(Part of a data file)
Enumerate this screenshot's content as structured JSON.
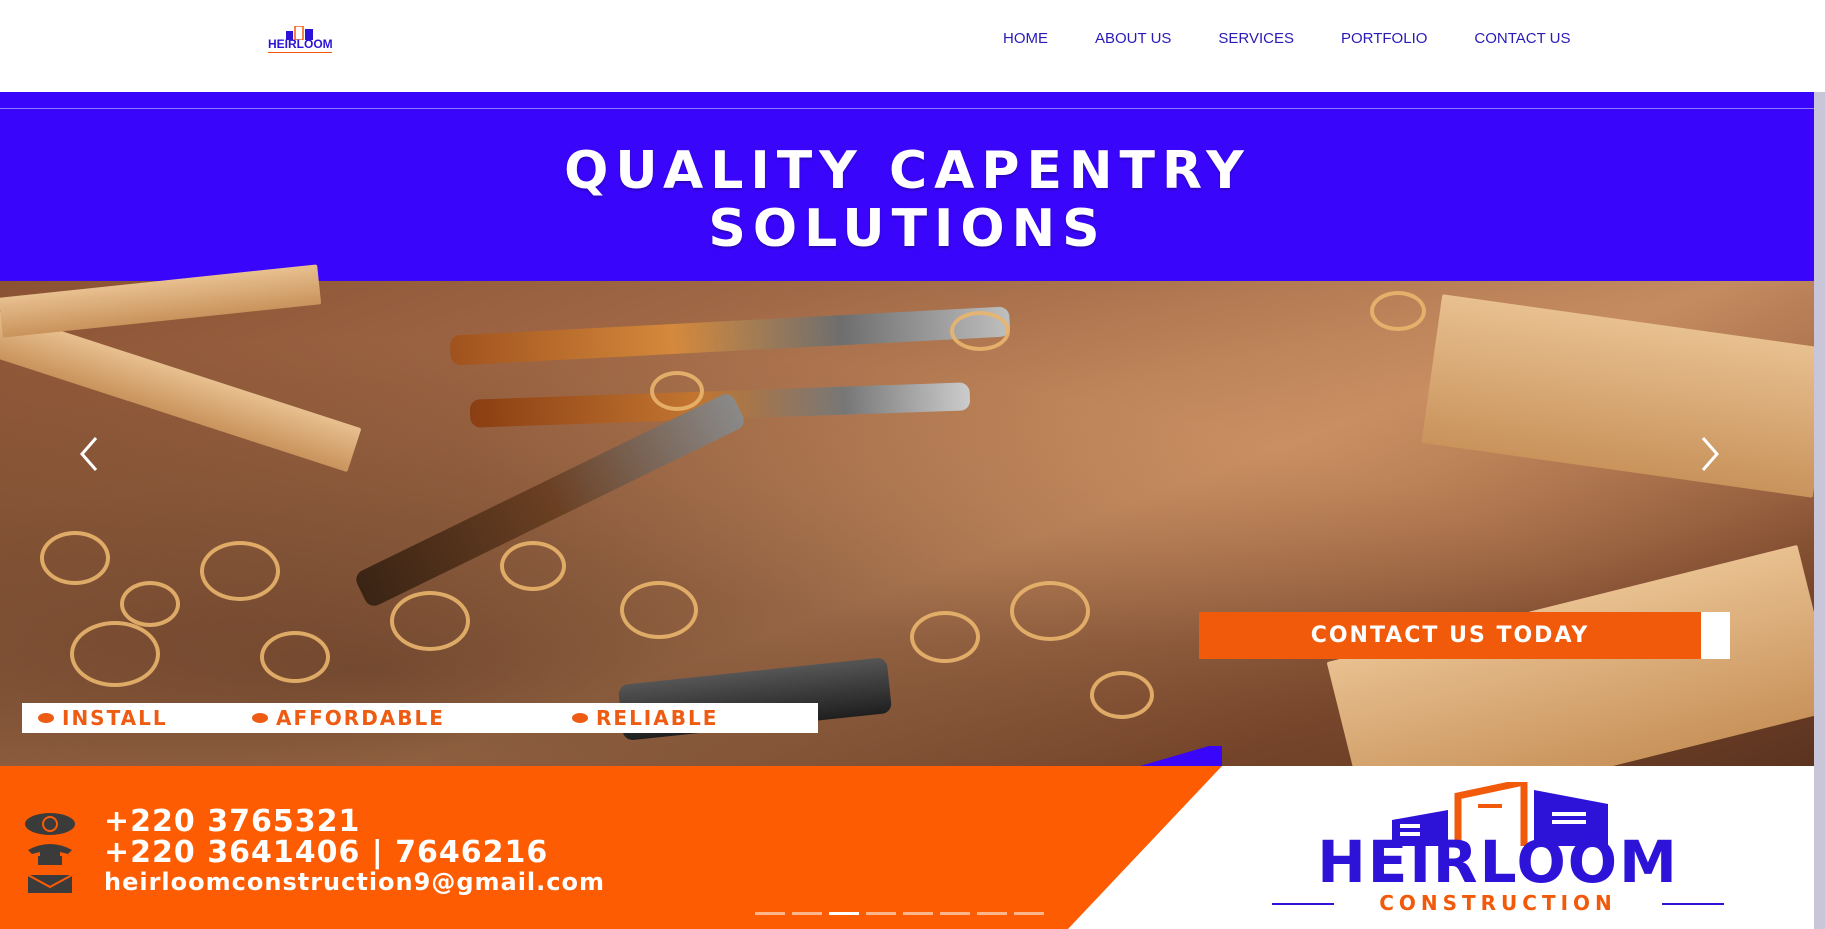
{
  "nav": {
    "logo_text": "HEIRLOOM",
    "links": [
      "HOME",
      "ABOUT US",
      "SERVICES",
      "PORTFOLIO",
      "CONTACT US"
    ]
  },
  "hero": {
    "title_line1": "QUALITY CAPENTRY",
    "title_line2": "SOLUTIONS",
    "benefits": [
      "INSTALL",
      "AFFORDABLE",
      "RELIABLE"
    ],
    "cta_label": "CONTACT US TODAY",
    "phone_primary": "+220 3765321",
    "phone_secondary": "+220 3641406 | 7646216",
    "email": "heirloomconstruction9@gmail.com",
    "logo_brand": "HEIRLOOM",
    "logo_sub": "CONSTRUCTION"
  },
  "carousel": {
    "slide_count": 8,
    "active_index": 2
  },
  "colors": {
    "brand_blue": "#3a06fb",
    "brand_orange": "#fe5c02",
    "nav_text": "#2a1ab8"
  },
  "icons": {
    "prev": "chevron-left-icon",
    "next": "chevron-right-icon",
    "whatsapp": "whatsapp-icon",
    "phone": "telephone-icon",
    "email": "envelope-icon"
  }
}
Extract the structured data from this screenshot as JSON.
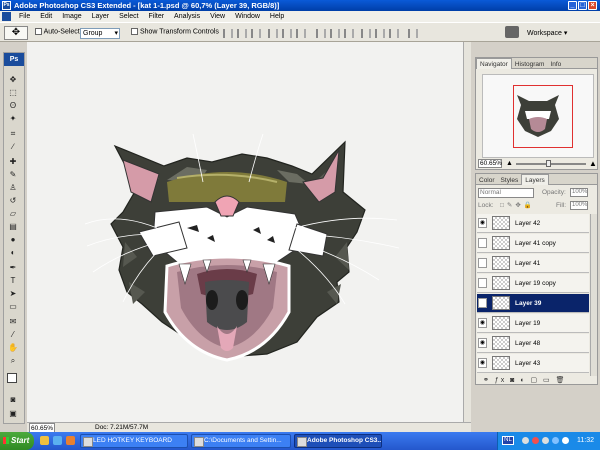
{
  "window": {
    "title": "Adobe Photoshop CS3 Extended - [kat 1-1.psd @ 60,7% (Layer 39, RGB/8)]",
    "app_icon": "Ps"
  },
  "menu": [
    "File",
    "Edit",
    "Image",
    "Layer",
    "Select",
    "Filter",
    "Analysis",
    "View",
    "Window",
    "Help"
  ],
  "options": {
    "auto_select_label": "Auto-Select:",
    "auto_select_value": "Group",
    "show_transform_label": "Show Transform Controls",
    "workspace_label": "Workspace ▾"
  },
  "toolbox": {
    "badge": "Ps"
  },
  "status": {
    "zoom": "60.65%",
    "doc": "Doc: 7.21M/57.7M"
  },
  "navigator": {
    "tabs": [
      "Navigator",
      "Histogram",
      "Info"
    ],
    "zoom": "60.65%"
  },
  "layers_panel": {
    "tabs": [
      "Color",
      "Styles",
      "Layers"
    ],
    "blend_mode": "Normal",
    "opacity_label": "Opacity:",
    "opacity": "100%",
    "lock_label": "Lock:",
    "fill_label": "Fill:",
    "fill": "100%",
    "layers": [
      {
        "name": "Layer 42",
        "visible": true,
        "selected": false
      },
      {
        "name": "Layer 41 copy",
        "visible": false,
        "selected": false
      },
      {
        "name": "Layer 41",
        "visible": false,
        "selected": false
      },
      {
        "name": "Layer 19 copy",
        "visible": false,
        "selected": false
      },
      {
        "name": "Layer 39",
        "visible": false,
        "selected": true
      },
      {
        "name": "Layer 19",
        "visible": true,
        "selected": false
      },
      {
        "name": "Layer 48",
        "visible": true,
        "selected": false
      },
      {
        "name": "Layer 43",
        "visible": true,
        "selected": false
      }
    ]
  },
  "taskbar": {
    "start": "Start",
    "tasks": [
      "LED HOTKEY KEYBOARD",
      "C:\\Documents and Settin...",
      "Adobe Photoshop CS3..."
    ],
    "language": "NL",
    "clock": "11:32"
  },
  "colors": {
    "selected_layer": "#0a246a",
    "title_bar": "#0a5ad8",
    "nav_viewbox": "#e03030"
  }
}
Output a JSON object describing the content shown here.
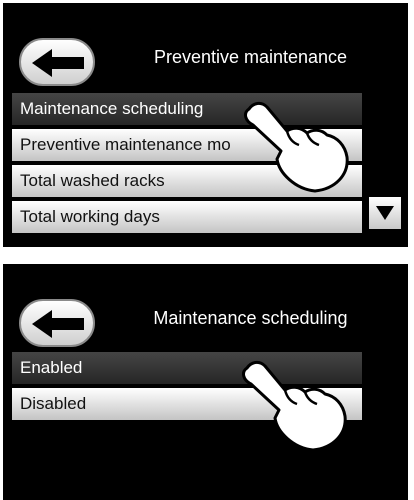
{
  "screen1": {
    "title": "Preventive maintenance",
    "items": [
      {
        "label": "Maintenance scheduling",
        "selected": true
      },
      {
        "label": "Preventive maintenance mo",
        "selected": false
      },
      {
        "label": "Total washed racks",
        "selected": false
      },
      {
        "label": "Total working days",
        "selected": false
      }
    ]
  },
  "screen2": {
    "title": "Maintenance scheduling",
    "items": [
      {
        "label": "Enabled",
        "selected": true
      },
      {
        "label": "Disabled",
        "selected": false
      }
    ]
  },
  "icons": {
    "back": "left-arrow-icon",
    "scroll": "down-triangle-icon",
    "pointer": "pointing-hand-icon"
  },
  "colors": {
    "screen_bg": "#000000",
    "selected_row": "#333333",
    "normal_row": "#e8e8e8"
  }
}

[Exercise objective] Without the pictures, extract every entry verbatim.

[Expected answer]
Enumerate this screenshot's content as structured JSON.
{
  "nav": {
    "logo_text": "HEIRLOOM",
    "links": [
      "HOME",
      "ABOUT US",
      "SERVICES",
      "PORTFOLIO",
      "CONTACT US"
    ]
  },
  "hero": {
    "title_line1": "QUALITY CAPENTRY",
    "title_line2": "SOLUTIONS",
    "benefits": [
      "INSTALL",
      "AFFORDABLE",
      "RELIABLE"
    ],
    "cta_label": "CONTACT US TODAY",
    "phone_primary": "+220 3765321",
    "phone_secondary": "+220 3641406 | 7646216",
    "email": "heirloomconstruction9@gmail.com",
    "logo_brand": "HEIRLOOM",
    "logo_sub": "CONSTRUCTION"
  },
  "carousel": {
    "slide_count": 8,
    "active_index": 2
  },
  "colors": {
    "brand_blue": "#3a06fb",
    "brand_orange": "#fe5c02",
    "nav_text": "#2a1ab8"
  },
  "icons": {
    "prev": "chevron-left-icon",
    "next": "chevron-right-icon",
    "whatsapp": "whatsapp-icon",
    "phone": "telephone-icon",
    "email": "envelope-icon"
  }
}
Extract the structured data from this screenshot as JSON.
{
  "window": {
    "title": "Adobe Photoshop CS3 Extended - [kat 1-1.psd @ 60,7% (Layer 39, RGB/8)]",
    "app_icon": "Ps"
  },
  "menu": [
    "File",
    "Edit",
    "Image",
    "Layer",
    "Select",
    "Filter",
    "Analysis",
    "View",
    "Window",
    "Help"
  ],
  "options": {
    "auto_select_label": "Auto-Select:",
    "auto_select_value": "Group",
    "show_transform_label": "Show Transform Controls",
    "workspace_label": "Workspace ▾"
  },
  "toolbox": {
    "badge": "Ps"
  },
  "status": {
    "zoom": "60.65%",
    "doc": "Doc: 7.21M/57.7M"
  },
  "navigator": {
    "tabs": [
      "Navigator",
      "Histogram",
      "Info"
    ],
    "zoom": "60.65%"
  },
  "layers_panel": {
    "tabs": [
      "Color",
      "Styles",
      "Layers"
    ],
    "blend_mode": "Normal",
    "opacity_label": "Opacity:",
    "opacity": "100%",
    "lock_label": "Lock:",
    "fill_label": "Fill:",
    "fill": "100%",
    "layers": [
      {
        "name": "Layer 42",
        "visible": true,
        "selected": false
      },
      {
        "name": "Layer 41 copy",
        "visible": false,
        "selected": false
      },
      {
        "name": "Layer 41",
        "visible": false,
        "selected": false
      },
      {
        "name": "Layer 19 copy",
        "visible": false,
        "selected": false
      },
      {
        "name": "Layer 39",
        "visible": false,
        "selected": true
      },
      {
        "name": "Layer 19",
        "visible": true,
        "selected": false
      },
      {
        "name": "Layer 48",
        "visible": true,
        "selected": false
      },
      {
        "name": "Layer 43",
        "visible": true,
        "selected": false
      }
    ]
  },
  "taskbar": {
    "start": "Start",
    "tasks": [
      "LED HOTKEY KEYBOARD",
      "C:\\Documents and Settin...",
      "Adobe Photoshop CS3..."
    ],
    "language": "NL",
    "clock": "11:32"
  },
  "colors": {
    "selected_layer": "#0a246a",
    "title_bar": "#0a5ad8",
    "nav_viewbox": "#e03030"
  }
}
Output a JSON object describing the content shown here.
{
  "screen1": {
    "title": "Preventive maintenance",
    "items": [
      {
        "label": "Maintenance scheduling",
        "selected": true
      },
      {
        "label": "Preventive maintenance mo",
        "selected": false
      },
      {
        "label": "Total washed racks",
        "selected": false
      },
      {
        "label": "Total working days",
        "selected": false
      }
    ]
  },
  "screen2": {
    "title": "Maintenance scheduling",
    "items": [
      {
        "label": "Enabled",
        "selected": true
      },
      {
        "label": "Disabled",
        "selected": false
      }
    ]
  },
  "icons": {
    "back": "left-arrow-icon",
    "scroll": "down-triangle-icon",
    "pointer": "pointing-hand-icon"
  },
  "colors": {
    "screen_bg": "#000000",
    "selected_row": "#333333",
    "normal_row": "#e8e8e8"
  }
}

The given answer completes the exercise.